Copy every line in the records below that contains the word "LUZAIDE".

MATERIAL SHOWN.

┌──

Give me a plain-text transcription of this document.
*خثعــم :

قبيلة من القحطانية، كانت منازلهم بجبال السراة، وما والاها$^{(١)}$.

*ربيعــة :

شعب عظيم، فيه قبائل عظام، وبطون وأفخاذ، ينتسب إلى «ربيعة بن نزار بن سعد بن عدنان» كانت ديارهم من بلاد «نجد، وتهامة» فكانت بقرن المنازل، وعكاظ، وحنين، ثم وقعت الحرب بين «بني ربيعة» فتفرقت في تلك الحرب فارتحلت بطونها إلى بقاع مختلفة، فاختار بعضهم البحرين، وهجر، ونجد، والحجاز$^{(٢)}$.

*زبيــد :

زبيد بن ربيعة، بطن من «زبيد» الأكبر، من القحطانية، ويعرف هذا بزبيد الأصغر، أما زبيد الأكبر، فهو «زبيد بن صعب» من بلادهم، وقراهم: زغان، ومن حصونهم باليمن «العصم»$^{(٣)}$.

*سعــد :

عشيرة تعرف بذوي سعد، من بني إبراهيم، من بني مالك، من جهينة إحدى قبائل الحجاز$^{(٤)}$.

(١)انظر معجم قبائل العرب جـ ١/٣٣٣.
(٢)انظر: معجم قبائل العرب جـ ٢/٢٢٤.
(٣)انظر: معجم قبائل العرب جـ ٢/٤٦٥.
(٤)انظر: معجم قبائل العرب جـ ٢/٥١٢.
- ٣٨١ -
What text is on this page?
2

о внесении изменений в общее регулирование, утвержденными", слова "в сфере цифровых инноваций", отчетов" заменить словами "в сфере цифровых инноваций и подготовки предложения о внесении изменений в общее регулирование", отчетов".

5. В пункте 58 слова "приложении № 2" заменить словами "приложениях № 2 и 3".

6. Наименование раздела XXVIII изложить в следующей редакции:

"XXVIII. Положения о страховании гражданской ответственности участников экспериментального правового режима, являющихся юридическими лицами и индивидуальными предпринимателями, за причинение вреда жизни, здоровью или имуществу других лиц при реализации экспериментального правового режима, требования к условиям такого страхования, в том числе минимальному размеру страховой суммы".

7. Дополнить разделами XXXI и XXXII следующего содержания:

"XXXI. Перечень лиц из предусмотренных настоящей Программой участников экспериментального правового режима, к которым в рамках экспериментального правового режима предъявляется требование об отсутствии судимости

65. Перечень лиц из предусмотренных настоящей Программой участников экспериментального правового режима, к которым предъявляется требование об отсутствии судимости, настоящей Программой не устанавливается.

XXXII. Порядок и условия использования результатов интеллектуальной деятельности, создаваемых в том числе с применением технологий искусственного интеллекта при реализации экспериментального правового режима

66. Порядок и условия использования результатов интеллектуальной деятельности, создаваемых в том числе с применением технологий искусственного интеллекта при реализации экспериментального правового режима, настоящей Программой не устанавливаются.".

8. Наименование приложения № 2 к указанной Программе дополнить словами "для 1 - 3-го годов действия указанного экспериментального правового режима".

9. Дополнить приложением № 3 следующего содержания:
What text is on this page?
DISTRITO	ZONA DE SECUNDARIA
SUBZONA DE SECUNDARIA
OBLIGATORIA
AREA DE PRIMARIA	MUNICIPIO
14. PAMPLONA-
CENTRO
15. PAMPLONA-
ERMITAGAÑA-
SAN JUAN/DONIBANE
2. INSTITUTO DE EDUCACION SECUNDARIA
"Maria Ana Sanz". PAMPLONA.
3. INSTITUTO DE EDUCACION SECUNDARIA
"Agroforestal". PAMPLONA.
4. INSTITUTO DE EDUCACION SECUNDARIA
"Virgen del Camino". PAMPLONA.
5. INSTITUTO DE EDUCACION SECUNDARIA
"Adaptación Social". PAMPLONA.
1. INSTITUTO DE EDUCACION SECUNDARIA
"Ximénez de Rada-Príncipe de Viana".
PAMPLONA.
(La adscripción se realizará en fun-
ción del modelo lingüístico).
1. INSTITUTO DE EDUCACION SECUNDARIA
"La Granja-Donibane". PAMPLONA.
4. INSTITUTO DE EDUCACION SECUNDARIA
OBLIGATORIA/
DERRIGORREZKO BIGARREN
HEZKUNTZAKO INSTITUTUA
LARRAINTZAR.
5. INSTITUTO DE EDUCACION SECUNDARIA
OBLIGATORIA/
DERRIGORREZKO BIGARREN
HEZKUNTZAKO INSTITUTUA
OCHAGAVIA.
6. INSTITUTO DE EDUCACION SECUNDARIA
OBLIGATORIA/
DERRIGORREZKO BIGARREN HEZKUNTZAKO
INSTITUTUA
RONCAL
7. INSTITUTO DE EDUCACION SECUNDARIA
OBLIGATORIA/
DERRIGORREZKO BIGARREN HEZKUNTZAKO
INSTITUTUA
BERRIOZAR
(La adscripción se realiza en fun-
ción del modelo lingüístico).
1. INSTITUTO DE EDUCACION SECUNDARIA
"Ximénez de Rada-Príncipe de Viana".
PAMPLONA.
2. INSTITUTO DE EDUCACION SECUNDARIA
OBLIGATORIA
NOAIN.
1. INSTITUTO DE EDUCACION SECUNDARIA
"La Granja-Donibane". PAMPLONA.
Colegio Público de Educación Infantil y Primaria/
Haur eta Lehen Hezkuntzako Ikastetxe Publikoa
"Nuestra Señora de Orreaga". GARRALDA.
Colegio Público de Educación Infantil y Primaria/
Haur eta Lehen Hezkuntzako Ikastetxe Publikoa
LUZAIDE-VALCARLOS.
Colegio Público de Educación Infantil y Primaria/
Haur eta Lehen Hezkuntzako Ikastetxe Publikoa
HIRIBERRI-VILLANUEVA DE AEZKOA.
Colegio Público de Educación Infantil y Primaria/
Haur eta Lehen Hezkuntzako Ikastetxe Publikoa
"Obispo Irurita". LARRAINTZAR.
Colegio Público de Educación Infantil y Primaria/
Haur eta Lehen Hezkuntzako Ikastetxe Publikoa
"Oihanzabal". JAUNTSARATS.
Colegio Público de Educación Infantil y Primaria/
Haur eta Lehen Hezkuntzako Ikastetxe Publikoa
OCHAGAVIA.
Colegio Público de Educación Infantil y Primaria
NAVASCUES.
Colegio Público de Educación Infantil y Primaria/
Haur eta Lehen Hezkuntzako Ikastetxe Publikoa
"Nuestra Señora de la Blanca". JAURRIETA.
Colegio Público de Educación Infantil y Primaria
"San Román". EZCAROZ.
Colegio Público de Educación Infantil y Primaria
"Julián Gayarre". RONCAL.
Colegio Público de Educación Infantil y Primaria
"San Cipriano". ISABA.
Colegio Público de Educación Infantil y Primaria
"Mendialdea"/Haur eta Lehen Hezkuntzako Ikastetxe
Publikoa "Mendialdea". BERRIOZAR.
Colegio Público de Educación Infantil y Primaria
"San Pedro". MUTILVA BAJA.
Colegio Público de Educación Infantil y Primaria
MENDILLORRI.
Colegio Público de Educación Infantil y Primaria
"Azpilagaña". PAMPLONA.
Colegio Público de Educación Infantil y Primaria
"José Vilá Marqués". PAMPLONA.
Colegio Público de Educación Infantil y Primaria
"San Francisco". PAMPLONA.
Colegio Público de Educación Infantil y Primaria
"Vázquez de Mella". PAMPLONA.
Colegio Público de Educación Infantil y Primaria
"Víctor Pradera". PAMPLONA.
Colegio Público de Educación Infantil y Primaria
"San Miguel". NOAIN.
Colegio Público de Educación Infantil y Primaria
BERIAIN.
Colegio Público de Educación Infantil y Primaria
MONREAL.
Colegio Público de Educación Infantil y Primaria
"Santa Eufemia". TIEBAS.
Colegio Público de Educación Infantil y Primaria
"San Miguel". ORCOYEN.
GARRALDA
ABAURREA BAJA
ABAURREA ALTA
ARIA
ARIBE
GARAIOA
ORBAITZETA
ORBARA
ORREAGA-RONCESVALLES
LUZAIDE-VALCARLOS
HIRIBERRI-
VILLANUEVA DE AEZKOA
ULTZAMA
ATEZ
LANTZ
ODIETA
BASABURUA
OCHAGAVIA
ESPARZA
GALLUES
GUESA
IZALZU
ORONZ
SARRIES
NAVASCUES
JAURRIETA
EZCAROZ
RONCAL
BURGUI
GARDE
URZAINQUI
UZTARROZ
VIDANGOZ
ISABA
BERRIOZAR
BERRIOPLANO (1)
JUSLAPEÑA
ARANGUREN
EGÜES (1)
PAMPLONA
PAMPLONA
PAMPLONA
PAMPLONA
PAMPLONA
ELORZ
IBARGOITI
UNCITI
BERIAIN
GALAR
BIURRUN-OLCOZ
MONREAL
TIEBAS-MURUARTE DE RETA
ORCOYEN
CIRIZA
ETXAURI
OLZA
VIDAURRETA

└──

RIGHT ANSWER.
LUZAIDE-VALCARLOS.
LUZAIDE-VALCARLOS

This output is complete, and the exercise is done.